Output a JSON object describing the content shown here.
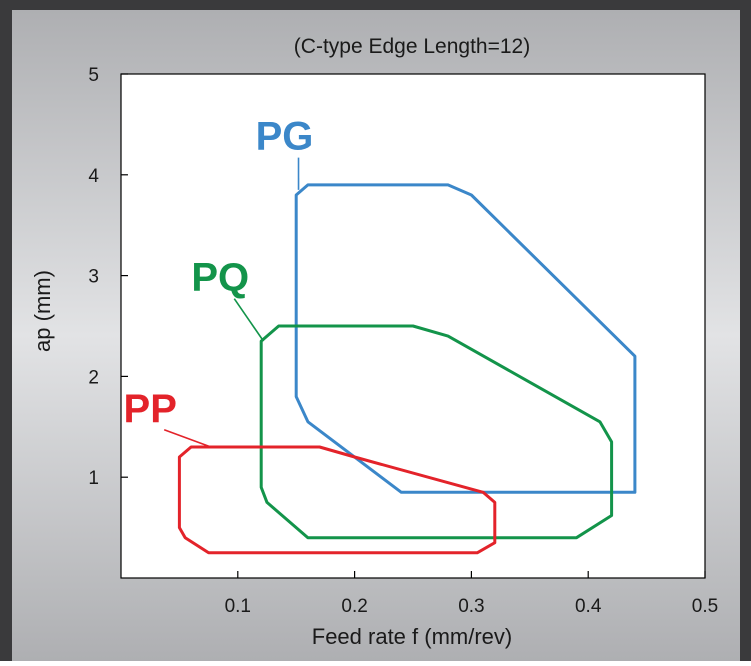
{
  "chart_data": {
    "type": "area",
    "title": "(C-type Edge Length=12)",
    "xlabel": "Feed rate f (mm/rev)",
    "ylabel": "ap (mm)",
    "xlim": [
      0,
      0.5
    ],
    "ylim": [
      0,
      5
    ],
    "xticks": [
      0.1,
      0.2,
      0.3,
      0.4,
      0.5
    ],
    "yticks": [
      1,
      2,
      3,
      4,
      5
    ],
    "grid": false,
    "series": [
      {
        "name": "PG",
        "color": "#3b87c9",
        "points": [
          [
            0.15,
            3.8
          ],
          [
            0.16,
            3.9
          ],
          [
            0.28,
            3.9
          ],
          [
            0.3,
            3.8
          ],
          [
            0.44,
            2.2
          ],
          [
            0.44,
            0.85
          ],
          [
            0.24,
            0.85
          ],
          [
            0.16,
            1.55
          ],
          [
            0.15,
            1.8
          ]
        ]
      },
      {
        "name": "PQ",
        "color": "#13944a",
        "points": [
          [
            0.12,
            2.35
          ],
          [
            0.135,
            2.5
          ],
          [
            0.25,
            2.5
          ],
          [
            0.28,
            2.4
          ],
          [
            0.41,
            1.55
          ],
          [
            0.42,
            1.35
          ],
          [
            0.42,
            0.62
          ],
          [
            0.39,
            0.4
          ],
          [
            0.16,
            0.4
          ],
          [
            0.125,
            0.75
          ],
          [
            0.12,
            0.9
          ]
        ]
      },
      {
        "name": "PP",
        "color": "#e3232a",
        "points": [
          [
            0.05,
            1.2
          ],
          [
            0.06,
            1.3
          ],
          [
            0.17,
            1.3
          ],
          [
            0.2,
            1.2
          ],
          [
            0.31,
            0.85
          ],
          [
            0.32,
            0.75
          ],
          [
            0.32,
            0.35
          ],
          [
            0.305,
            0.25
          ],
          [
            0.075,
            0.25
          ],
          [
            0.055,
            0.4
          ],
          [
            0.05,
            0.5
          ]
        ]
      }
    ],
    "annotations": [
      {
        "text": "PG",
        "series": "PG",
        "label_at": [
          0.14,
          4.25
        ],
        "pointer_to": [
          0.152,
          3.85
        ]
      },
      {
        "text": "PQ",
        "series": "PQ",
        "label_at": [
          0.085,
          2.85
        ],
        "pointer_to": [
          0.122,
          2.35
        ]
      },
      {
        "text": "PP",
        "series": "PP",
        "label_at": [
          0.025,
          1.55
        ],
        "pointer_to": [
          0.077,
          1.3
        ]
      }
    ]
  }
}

▸ Directive
Each line above that includes "color" counts once; state the total and nothing more.

▸ Worked solution
3